• _Given task_: Determine how many lines of the material hold the string "SKY大" and reply with only that number.

• _Records for the task_:
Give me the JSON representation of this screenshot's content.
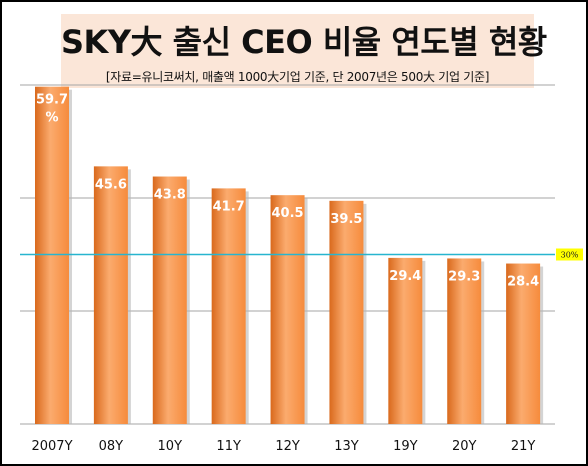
{
  "title": "SKY大 출신 CEO 비율 연도별 현황",
  "subtitle": "[자료=유니코써치, 매출액 1000大기업 기준, 단 2007년은 500大 기업 기준]",
  "colors": {
    "bar": "#f68b3c",
    "bar_light": "#fbab6e",
    "bar_dark": "#d9691c",
    "reference_line": "#27b5cf",
    "reference_label_bg": "#ffff00"
  },
  "chart_data": {
    "type": "bar",
    "categories": [
      "2007Y",
      "08Y",
      "10Y",
      "11Y",
      "12Y",
      "13Y",
      "19Y",
      "20Y",
      "21Y"
    ],
    "values": [
      59.7,
      45.6,
      43.8,
      41.7,
      40.5,
      39.5,
      29.4,
      29.3,
      28.4
    ],
    "data_labels": [
      "59.7%",
      "45.6",
      "43.8",
      "41.7",
      "40.5",
      "39.5",
      "29.4",
      "29.3",
      "28.4"
    ],
    "reference_line": {
      "value": 30,
      "label": "30%"
    },
    "ylim": [
      0,
      60
    ],
    "grid": true,
    "title": "SKY大 출신 CEO 비율 연도별 현황",
    "xlabel": "",
    "ylabel": ""
  }
}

• _Result of the task_: 2